Your instructions »
From the line that holds "What data populates" down to the last line of the listing below, reproduce each line exactly and nothing more, omitting pictures.

Data for processing »

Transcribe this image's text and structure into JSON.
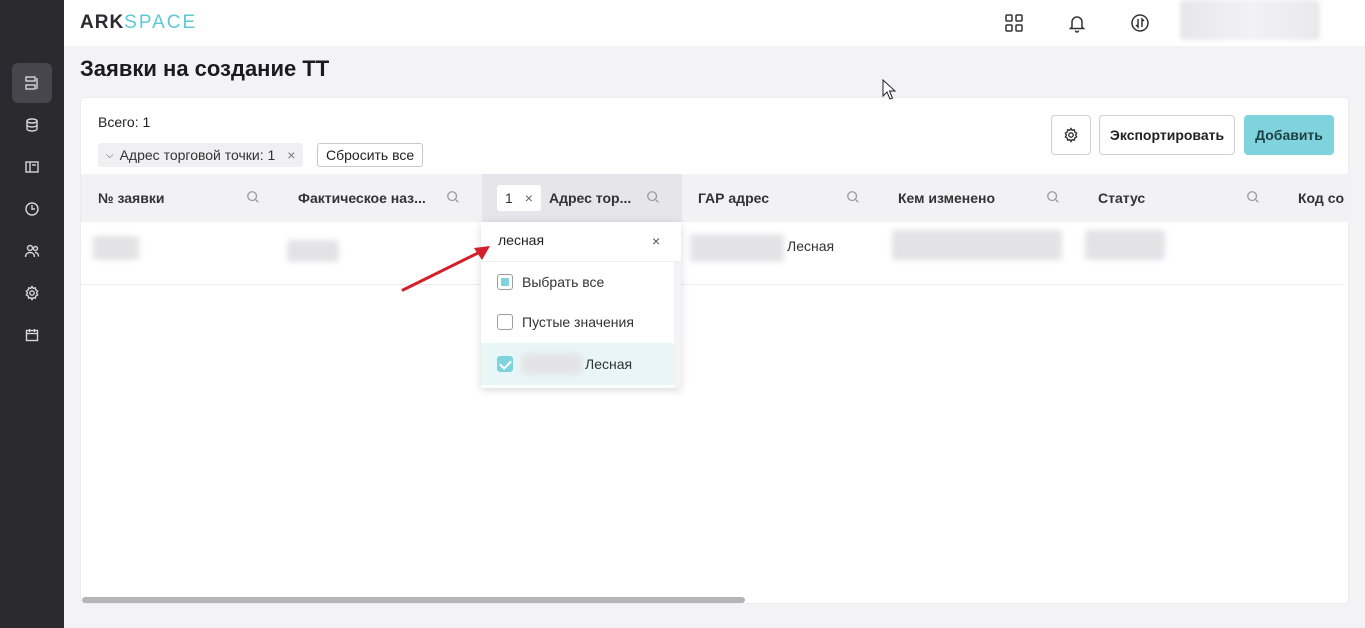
{
  "app": {
    "logo_part1": "ARK",
    "logo_part2": "SPACE"
  },
  "page": {
    "title": "Заявки на создание ТТ"
  },
  "toolbar": {
    "total_label": "Всего: 1",
    "filter_chip_label": "Адрес торговой точки: 1",
    "reset_label": "Сбросить все",
    "export_label": "Экспортировать",
    "add_label": "Добавить"
  },
  "table": {
    "columns": [
      "№ заявки",
      "Фактическое наз...",
      "Адрес тор...",
      "ГАР адрес",
      "Кем изменено",
      "Статус",
      "Код со"
    ],
    "active_filter_count": "1",
    "row": {
      "gar_address_suffix": "Лесная"
    }
  },
  "filter_dropdown": {
    "search_value": "лесная",
    "options": [
      {
        "label": "Выбрать все",
        "state": "partial"
      },
      {
        "label": "Пустые значения",
        "state": "unchecked"
      },
      {
        "label": "Лесная",
        "state": "checked"
      }
    ]
  },
  "colors": {
    "accent": "#7fd3dc",
    "sidebar": "#2b2b2f",
    "arrow": "#d4202a"
  },
  "icons": {
    "sidebar": [
      "requests-icon",
      "database-icon",
      "layout-icon",
      "clock-icon",
      "users-icon",
      "gear-icon",
      "calendar-icon"
    ],
    "header": [
      "apps-grid-icon",
      "bell-icon",
      "sync-icon"
    ]
  }
}
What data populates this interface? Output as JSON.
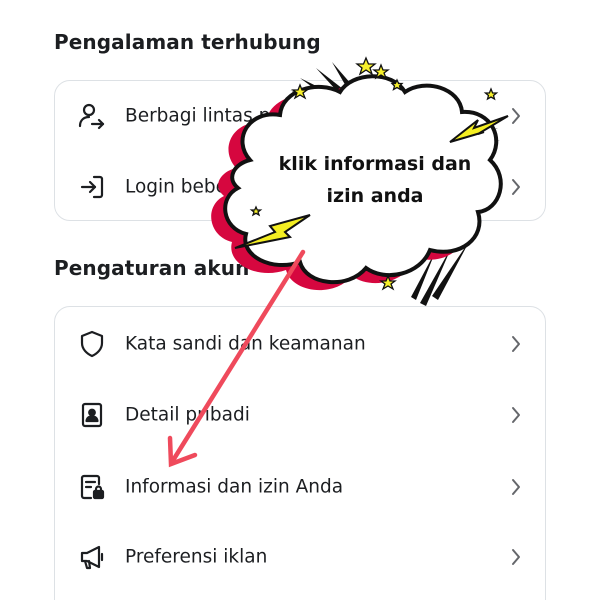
{
  "sections": {
    "connected": {
      "title": "Pengalaman terhubung",
      "items": [
        {
          "label": "Berbagi lintas profil",
          "icon": "share-profile-icon"
        },
        {
          "label": "Login beberapa akun",
          "icon": "login-icon"
        }
      ]
    },
    "account": {
      "title": "Pengaturan akun",
      "items": [
        {
          "label": "Kata sandi dan keamanan",
          "icon": "shield-icon"
        },
        {
          "label": "Detail pribadi",
          "icon": "id-card-icon"
        },
        {
          "label": "Informasi dan izin Anda",
          "icon": "info-lock-icon"
        },
        {
          "label": "Preferensi iklan",
          "icon": "megaphone-icon"
        }
      ]
    }
  },
  "callout": {
    "line1": "klik informasi dan",
    "line2": "izin anda"
  },
  "colors": {
    "arrow": "#ef4a5c",
    "burst_shadow": "#d6073f",
    "bolt": "#f4ee22",
    "star": "#f7f02b",
    "text": "#1c1e21",
    "card_border": "#dde1e5"
  }
}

In response »
What data populates this interface? Output as JSON.
{
  "sections": {
    "connected": {
      "title": "Pengalaman terhubung",
      "items": [
        {
          "label": "Berbagi lintas profil",
          "icon": "share-profile-icon"
        },
        {
          "label": "Login beberapa akun",
          "icon": "login-icon"
        }
      ]
    },
    "account": {
      "title": "Pengaturan akun",
      "items": [
        {
          "label": "Kata sandi dan keamanan",
          "icon": "shield-icon"
        },
        {
          "label": "Detail pribadi",
          "icon": "id-card-icon"
        },
        {
          "label": "Informasi dan izin Anda",
          "icon": "info-lock-icon"
        },
        {
          "label": "Preferensi iklan",
          "icon": "megaphone-icon"
        }
      ]
    }
  },
  "callout": {
    "line1": "klik informasi dan",
    "line2": "izin anda"
  },
  "colors": {
    "arrow": "#ef4a5c",
    "burst_shadow": "#d6073f",
    "bolt": "#f4ee22",
    "star": "#f7f02b",
    "text": "#1c1e21",
    "card_border": "#dde1e5"
  }
}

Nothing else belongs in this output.